- STORED ROWS:
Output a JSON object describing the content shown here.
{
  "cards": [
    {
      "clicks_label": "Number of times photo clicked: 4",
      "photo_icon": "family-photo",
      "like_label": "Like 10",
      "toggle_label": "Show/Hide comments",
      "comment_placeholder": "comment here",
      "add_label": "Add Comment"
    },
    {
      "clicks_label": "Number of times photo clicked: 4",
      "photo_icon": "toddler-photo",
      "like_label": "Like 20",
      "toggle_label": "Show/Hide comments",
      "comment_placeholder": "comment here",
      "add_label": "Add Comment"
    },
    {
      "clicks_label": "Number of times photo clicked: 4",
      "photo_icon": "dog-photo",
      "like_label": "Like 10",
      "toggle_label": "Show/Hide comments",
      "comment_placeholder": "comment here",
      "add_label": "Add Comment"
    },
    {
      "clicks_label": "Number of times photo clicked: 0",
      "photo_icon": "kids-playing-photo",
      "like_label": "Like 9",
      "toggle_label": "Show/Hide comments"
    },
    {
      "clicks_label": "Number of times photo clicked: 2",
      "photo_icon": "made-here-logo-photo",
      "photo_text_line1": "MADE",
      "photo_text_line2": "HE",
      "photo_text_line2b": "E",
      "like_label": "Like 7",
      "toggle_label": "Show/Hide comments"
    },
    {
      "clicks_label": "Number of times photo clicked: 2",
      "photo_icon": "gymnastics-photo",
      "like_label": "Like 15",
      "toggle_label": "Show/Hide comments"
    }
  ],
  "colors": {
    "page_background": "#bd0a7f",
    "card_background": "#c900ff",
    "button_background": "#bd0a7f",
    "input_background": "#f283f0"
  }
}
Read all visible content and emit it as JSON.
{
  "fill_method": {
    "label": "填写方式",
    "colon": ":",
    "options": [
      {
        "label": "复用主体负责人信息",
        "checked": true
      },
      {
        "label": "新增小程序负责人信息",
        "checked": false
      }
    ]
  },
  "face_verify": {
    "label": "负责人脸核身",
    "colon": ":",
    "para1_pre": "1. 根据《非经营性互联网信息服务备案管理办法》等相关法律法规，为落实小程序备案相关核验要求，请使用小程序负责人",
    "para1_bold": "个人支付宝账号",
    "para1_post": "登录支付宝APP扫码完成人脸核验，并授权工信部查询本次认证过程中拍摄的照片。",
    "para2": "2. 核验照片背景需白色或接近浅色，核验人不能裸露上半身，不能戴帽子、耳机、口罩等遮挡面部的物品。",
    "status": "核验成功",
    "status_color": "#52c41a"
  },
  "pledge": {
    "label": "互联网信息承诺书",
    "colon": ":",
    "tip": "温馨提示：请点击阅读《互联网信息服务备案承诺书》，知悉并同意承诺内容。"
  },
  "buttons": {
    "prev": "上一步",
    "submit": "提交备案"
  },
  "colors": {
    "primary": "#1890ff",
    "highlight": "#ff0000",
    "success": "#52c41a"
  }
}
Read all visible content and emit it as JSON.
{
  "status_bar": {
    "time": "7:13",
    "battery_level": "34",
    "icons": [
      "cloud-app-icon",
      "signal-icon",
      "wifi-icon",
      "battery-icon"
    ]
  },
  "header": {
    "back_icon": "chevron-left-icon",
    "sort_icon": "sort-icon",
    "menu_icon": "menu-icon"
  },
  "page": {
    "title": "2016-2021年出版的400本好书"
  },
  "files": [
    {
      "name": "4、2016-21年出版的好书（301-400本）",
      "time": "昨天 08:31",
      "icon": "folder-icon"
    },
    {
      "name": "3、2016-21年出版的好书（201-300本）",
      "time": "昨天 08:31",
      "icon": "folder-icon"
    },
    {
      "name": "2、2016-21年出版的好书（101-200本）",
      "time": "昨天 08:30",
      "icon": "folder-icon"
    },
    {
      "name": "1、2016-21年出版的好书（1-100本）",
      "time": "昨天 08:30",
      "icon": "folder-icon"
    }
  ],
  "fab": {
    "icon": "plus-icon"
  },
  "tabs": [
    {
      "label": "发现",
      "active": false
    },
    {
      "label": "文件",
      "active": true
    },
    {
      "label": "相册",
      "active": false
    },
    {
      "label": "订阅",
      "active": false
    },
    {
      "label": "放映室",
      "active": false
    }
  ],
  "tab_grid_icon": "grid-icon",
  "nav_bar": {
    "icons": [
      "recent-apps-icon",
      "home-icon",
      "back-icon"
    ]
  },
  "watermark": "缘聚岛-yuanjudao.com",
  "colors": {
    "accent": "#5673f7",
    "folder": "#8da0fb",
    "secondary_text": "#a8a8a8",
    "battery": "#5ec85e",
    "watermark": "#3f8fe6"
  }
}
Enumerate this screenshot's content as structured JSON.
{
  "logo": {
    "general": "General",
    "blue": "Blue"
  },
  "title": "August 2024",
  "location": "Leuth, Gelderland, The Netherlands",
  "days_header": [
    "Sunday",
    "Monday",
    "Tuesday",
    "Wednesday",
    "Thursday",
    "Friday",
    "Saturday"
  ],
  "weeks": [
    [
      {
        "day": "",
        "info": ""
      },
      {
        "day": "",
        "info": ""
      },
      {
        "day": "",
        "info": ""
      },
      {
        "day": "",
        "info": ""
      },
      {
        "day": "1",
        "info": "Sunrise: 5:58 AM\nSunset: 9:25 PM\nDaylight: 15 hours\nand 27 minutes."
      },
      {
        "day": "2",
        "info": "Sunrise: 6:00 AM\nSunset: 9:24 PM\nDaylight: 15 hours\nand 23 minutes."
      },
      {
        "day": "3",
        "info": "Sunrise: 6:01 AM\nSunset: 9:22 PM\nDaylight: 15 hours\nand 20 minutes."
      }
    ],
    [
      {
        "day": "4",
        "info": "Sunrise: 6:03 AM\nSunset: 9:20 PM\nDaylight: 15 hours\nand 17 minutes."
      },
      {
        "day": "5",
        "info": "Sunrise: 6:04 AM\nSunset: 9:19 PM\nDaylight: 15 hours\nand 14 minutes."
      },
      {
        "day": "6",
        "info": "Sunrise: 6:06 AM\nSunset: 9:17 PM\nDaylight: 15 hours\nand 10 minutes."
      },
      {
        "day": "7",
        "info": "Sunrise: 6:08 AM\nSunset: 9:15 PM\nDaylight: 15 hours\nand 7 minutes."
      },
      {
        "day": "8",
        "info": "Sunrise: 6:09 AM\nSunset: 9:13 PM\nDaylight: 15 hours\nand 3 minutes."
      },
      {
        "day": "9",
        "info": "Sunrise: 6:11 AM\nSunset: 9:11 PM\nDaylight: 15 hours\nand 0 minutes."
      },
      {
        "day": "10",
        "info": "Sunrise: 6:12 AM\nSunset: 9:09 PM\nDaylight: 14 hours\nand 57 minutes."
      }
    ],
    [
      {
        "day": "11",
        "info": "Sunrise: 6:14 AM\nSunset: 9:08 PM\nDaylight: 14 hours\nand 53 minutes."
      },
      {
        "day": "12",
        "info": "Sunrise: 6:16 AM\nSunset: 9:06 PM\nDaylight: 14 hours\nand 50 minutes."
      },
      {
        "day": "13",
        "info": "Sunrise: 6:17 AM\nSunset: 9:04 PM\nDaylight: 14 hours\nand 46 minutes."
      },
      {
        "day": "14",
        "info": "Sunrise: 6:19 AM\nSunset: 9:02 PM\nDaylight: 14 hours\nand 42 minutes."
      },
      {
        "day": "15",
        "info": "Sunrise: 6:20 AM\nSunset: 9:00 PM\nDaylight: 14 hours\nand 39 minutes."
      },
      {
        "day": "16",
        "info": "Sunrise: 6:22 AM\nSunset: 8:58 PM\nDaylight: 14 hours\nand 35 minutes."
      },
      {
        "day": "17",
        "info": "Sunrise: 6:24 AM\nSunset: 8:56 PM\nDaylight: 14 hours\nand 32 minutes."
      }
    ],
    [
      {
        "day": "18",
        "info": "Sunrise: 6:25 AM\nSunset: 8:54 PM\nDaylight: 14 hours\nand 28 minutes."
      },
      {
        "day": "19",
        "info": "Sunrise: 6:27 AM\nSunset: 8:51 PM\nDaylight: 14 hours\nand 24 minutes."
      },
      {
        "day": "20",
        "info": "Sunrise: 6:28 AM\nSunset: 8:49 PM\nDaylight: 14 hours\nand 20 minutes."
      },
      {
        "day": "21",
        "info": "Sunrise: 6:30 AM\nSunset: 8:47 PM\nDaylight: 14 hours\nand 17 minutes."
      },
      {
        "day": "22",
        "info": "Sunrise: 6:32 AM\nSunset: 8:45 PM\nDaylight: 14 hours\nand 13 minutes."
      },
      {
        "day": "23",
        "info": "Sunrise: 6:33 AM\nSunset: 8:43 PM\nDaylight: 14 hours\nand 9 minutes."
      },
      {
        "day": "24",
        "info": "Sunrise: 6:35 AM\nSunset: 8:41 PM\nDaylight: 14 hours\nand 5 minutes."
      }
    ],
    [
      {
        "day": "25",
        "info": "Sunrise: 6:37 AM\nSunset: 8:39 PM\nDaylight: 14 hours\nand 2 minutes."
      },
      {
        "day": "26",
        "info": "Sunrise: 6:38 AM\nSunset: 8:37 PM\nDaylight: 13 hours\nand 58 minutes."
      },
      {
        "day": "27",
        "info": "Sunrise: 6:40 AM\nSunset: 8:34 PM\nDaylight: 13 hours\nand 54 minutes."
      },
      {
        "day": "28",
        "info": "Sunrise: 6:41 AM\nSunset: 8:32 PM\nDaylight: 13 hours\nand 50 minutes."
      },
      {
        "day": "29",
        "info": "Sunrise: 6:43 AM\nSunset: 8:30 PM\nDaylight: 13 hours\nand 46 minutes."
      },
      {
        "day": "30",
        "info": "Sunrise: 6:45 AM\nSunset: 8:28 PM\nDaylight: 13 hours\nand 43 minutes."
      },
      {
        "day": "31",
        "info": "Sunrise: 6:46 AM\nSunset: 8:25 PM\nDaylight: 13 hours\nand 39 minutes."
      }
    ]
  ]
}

- GOAL:
From the entries above, copy every line where the word "JSON" shows up.

- SOLVED PROBLEM:
Output a JSON object describing the content shown here.
Read all visible content and emit it as JSON.
Read all visible content and emit it as JSON.
Enumerate this screenshot's content as structured JSON.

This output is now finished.